◆ EXERCISE INSTRUCTIONS: Reproduce every entry below precisely; do not include the pictures.

═══ PROVIDED MATERIAL

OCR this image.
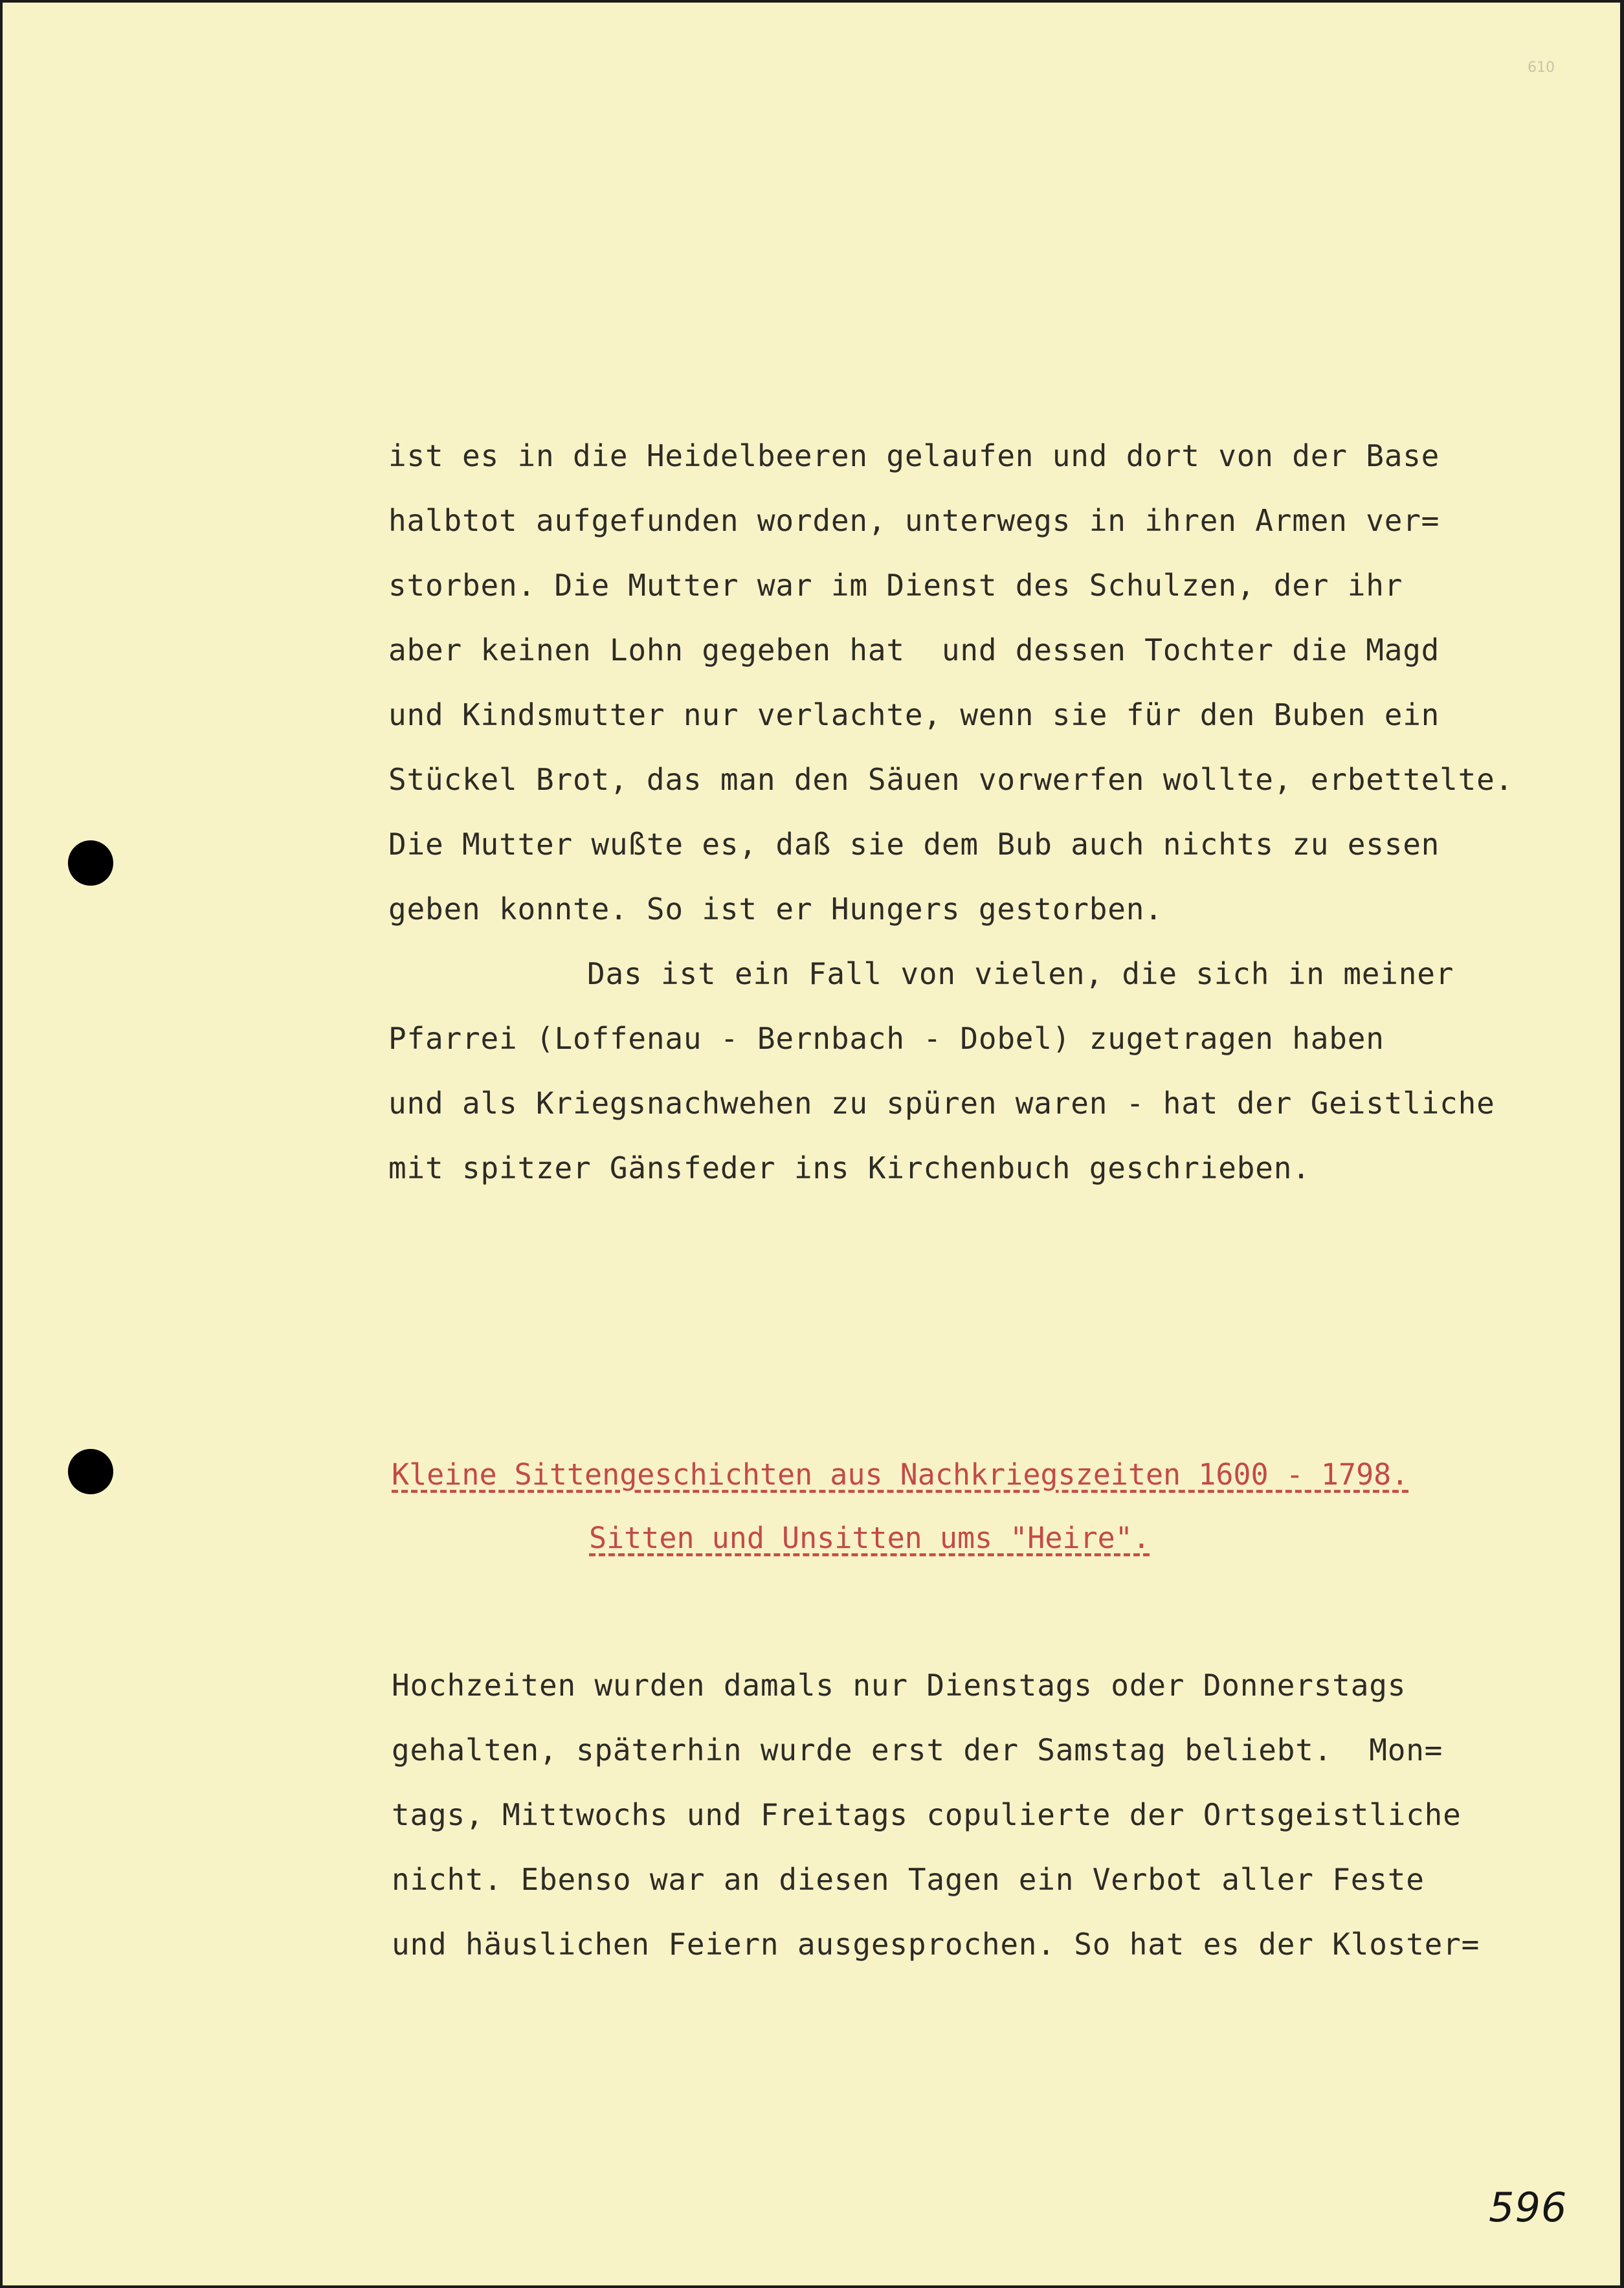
610
ist es in die Heidelbeeren gelaufen und dort von der Base
halbtot aufgefunden worden, unterwegs in ihren Armen ver=
storben. Die Mutter war im Dienst des Schulzen, der ihr
aber keinen Lohn gegeben hat  und dessen Tochter die Magd
und Kindsmutter nur verlachte, wenn sie für den Buben ein
Stückel Brot, das man den Säuen vorwerfen wollte, erbettelte.
Die Mutter wußte es, daß sie dem Bub auch nichts zu essen
geben konnte. So ist er Hungers gestorben.
Das ist ein Fall von vielen, die sich in meiner
Pfarrei (Loffenau - Bernbach - Dobel) zugetragen haben
und als Kriegsnachwehen zu spüren waren - hat der Geistliche
mit spitzer Gänsfeder ins Kirchenbuch geschrieben.
Kleine Sittengeschichten aus Nachkriegszeiten 1600 - 1798.
Sitten und Unsitten ums "Heire".
Hochzeiten wurden damals nur Dienstags oder Donnerstags
gehalten, späterhin wurde erst der Samstag beliebt.  Mon=
tags, Mittwochs und Freitags copulierte der Ortsgeistliche
nicht. Ebenso war an diesen Tagen ein Verbot aller Feste
und häuslichen Feiern ausgesprochen. So hat es der Kloster=
596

══════

◆ SOLUTION TO THIS EXERCISE:
OCR this image.
610
ist es in die Heidelbeeren gelaufen und dort von der Base
halbtot aufgefunden worden, unterwegs in ihren Armen ver=
storben. Die Mutter war im Dienst des Schulzen, der ihr
aber keinen Lohn gegeben hat  und dessen Tochter die Magd
und Kindsmutter nur verlachte, wenn sie für den Buben ein
Stückel Brot, das man den Säuen vorwerfen wollte, erbettelte.
Die Mutter wußte es, daß sie dem Bub auch nichts zu essen
geben konnte. So ist er Hungers gestorben.
Das ist ein Fall von vielen, die sich in meiner
Pfarrei (Loffenau - Bernbach - Dobel) zugetragen haben
und als Kriegsnachwehen zu spüren waren - hat der Geistliche
mit spitzer Gänsfeder ins Kirchenbuch geschrieben.
Kleine Sittengeschichten aus Nachkriegszeiten 1600 - 1798.
Sitten und Unsitten ums "Heire".
Hochzeiten wurden damals nur Dienstags oder Donnerstags
gehalten, späterhin wurde erst der Samstag beliebt.  Mon=
tags, Mittwochs und Freitags copulierte der Ortsgeistliche
nicht. Ebenso war an diesen Tagen ein Verbot aller Feste
und häuslichen Feiern ausgesprochen. So hat es der Kloster=
596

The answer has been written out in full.